Source data
——————————

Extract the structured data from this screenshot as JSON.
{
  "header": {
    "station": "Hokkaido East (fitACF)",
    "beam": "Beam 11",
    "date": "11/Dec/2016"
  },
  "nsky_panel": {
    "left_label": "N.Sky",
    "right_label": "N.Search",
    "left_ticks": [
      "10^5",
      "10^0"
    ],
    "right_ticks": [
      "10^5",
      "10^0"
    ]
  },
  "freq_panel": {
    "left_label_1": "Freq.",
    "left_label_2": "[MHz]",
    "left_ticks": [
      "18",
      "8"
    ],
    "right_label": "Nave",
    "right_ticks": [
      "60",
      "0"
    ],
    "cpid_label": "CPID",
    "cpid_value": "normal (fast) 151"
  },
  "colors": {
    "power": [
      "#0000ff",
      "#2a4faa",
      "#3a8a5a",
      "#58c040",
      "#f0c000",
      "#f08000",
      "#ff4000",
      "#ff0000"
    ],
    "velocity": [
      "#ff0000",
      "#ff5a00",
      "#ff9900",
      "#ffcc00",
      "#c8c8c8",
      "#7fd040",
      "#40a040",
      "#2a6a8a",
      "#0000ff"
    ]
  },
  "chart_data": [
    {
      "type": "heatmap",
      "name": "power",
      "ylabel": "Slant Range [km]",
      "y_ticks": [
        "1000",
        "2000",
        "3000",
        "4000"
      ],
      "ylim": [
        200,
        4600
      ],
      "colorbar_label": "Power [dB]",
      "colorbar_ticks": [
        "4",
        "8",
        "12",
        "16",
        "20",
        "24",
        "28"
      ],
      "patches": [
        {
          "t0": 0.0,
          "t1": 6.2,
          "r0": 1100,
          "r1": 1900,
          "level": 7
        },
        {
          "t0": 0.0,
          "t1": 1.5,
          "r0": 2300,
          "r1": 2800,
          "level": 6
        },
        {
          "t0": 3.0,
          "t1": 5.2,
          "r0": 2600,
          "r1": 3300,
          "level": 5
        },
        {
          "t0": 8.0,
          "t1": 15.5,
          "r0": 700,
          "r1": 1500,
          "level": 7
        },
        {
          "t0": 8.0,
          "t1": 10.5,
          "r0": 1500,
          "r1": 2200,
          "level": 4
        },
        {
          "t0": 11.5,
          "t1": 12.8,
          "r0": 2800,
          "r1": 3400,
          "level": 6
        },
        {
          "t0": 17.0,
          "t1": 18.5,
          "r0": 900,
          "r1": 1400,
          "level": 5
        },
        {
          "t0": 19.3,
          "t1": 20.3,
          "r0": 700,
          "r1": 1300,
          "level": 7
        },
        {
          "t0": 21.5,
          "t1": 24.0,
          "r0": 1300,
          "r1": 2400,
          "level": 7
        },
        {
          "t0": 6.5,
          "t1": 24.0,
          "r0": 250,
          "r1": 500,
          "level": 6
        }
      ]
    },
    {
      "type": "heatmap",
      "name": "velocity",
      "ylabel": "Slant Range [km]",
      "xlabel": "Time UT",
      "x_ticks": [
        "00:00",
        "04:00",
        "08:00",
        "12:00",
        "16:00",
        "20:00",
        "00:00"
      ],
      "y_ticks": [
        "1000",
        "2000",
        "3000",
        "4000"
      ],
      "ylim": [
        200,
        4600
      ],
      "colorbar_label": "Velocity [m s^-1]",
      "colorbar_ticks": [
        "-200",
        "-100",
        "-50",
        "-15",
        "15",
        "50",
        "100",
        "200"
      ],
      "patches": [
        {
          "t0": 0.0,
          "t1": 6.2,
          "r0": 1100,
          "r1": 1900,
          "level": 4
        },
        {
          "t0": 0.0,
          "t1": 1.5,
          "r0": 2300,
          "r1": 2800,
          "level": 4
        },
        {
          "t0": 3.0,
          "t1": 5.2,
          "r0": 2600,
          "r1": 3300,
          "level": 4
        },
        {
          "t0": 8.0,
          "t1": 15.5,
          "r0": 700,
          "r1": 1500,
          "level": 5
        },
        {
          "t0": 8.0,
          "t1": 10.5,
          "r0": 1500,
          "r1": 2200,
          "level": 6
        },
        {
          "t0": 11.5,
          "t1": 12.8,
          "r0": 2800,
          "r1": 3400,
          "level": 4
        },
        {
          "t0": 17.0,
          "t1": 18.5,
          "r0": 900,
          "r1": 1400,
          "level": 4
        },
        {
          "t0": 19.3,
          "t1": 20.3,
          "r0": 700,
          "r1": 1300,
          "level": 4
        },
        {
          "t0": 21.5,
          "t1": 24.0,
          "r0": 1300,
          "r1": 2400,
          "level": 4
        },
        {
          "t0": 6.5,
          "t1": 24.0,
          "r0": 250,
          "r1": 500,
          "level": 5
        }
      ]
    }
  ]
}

——————————

* _What this task involves_
Repeat the data exactly. Leave nothing out.

* _Answer to the problem_
Extract the structured data from this screenshot as JSON.
{
  "header": {
    "station": "Hokkaido East (fitACF)",
    "beam": "Beam 11",
    "date": "11/Dec/2016"
  },
  "nsky_panel": {
    "left_label": "N.Sky",
    "right_label": "N.Search",
    "left_ticks": [
      "10^5",
      "10^0"
    ],
    "right_ticks": [
      "10^5",
      "10^0"
    ]
  },
  "freq_panel": {
    "left_label_1": "Freq.",
    "left_label_2": "[MHz]",
    "left_ticks": [
      "18",
      "8"
    ],
    "right_label": "Nave",
    "right_ticks": [
      "60",
      "0"
    ],
    "cpid_label": "CPID",
    "cpid_value": "normal (fast) 151"
  },
  "colors": {
    "power": [
      "#0000ff",
      "#2a4faa",
      "#3a8a5a",
      "#58c040",
      "#f0c000",
      "#f08000",
      "#ff4000",
      "#ff0000"
    ],
    "velocity": [
      "#ff0000",
      "#ff5a00",
      "#ff9900",
      "#ffcc00",
      "#c8c8c8",
      "#7fd040",
      "#40a040",
      "#2a6a8a",
      "#0000ff"
    ]
  },
  "chart_data": [
    {
      "type": "heatmap",
      "name": "power",
      "ylabel": "Slant Range [km]",
      "y_ticks": [
        "1000",
        "2000",
        "3000",
        "4000"
      ],
      "ylim": [
        200,
        4600
      ],
      "colorbar_label": "Power [dB]",
      "colorbar_ticks": [
        "4",
        "8",
        "12",
        "16",
        "20",
        "24",
        "28"
      ],
      "patches": [
        {
          "t0": 0.0,
          "t1": 6.2,
          "r0": 1100,
          "r1": 1900,
          "level": 7
        },
        {
          "t0": 0.0,
          "t1": 1.5,
          "r0": 2300,
          "r1": 2800,
          "level": 6
        },
        {
          "t0": 3.0,
          "t1": 5.2,
          "r0": 2600,
          "r1": 3300,
          "level": 5
        },
        {
          "t0": 8.0,
          "t1": 15.5,
          "r0": 700,
          "r1": 1500,
          "level": 7
        },
        {
          "t0": 8.0,
          "t1": 10.5,
          "r0": 1500,
          "r1": 2200,
          "level": 4
        },
        {
          "t0": 11.5,
          "t1": 12.8,
          "r0": 2800,
          "r1": 3400,
          "level": 6
        },
        {
          "t0": 17.0,
          "t1": 18.5,
          "r0": 900,
          "r1": 1400,
          "level": 5
        },
        {
          "t0": 19.3,
          "t1": 20.3,
          "r0": 700,
          "r1": 1300,
          "level": 7
        },
        {
          "t0": 21.5,
          "t1": 24.0,
          "r0": 1300,
          "r1": 2400,
          "level": 7
        },
        {
          "t0": 6.5,
          "t1": 24.0,
          "r0": 250,
          "r1": 500,
          "level": 6
        }
      ]
    },
    {
      "type": "heatmap",
      "name": "velocity",
      "ylabel": "Slant Range [km]",
      "xlabel": "Time UT",
      "x_ticks": [
        "00:00",
        "04:00",
        "08:00",
        "12:00",
        "16:00",
        "20:00",
        "00:00"
      ],
      "y_ticks": [
        "1000",
        "2000",
        "3000",
        "4000"
      ],
      "ylim": [
        200,
        4600
      ],
      "colorbar_label": "Velocity [m s^-1]",
      "colorbar_ticks": [
        "-200",
        "-100",
        "-50",
        "-15",
        "15",
        "50",
        "100",
        "200"
      ],
      "patches": [
        {
          "t0": 0.0,
          "t1": 6.2,
          "r0": 1100,
          "r1": 1900,
          "level": 4
        },
        {
          "t0": 0.0,
          "t1": 1.5,
          "r0": 2300,
          "r1": 2800,
          "level": 4
        },
        {
          "t0": 3.0,
          "t1": 5.2,
          "r0": 2600,
          "r1": 3300,
          "level": 4
        },
        {
          "t0": 8.0,
          "t1": 15.5,
          "r0": 700,
          "r1": 1500,
          "level": 5
        },
        {
          "t0": 8.0,
          "t1": 10.5,
          "r0": 1500,
          "r1": 2200,
          "level": 6
        },
        {
          "t0": 11.5,
          "t1": 12.8,
          "r0": 2800,
          "r1": 3400,
          "level": 4
        },
        {
          "t0": 17.0,
          "t1": 18.5,
          "r0": 900,
          "r1": 1400,
          "level": 4
        },
        {
          "t0": 19.3,
          "t1": 20.3,
          "r0": 700,
          "r1": 1300,
          "level": 4
        },
        {
          "t0": 21.5,
          "t1": 24.0,
          "r0": 1300,
          "r1": 2400,
          "level": 4
        },
        {
          "t0": 6.5,
          "t1": 24.0,
          "r0": 250,
          "r1": 500,
          "level": 5
        }
      ]
    }
  ]
}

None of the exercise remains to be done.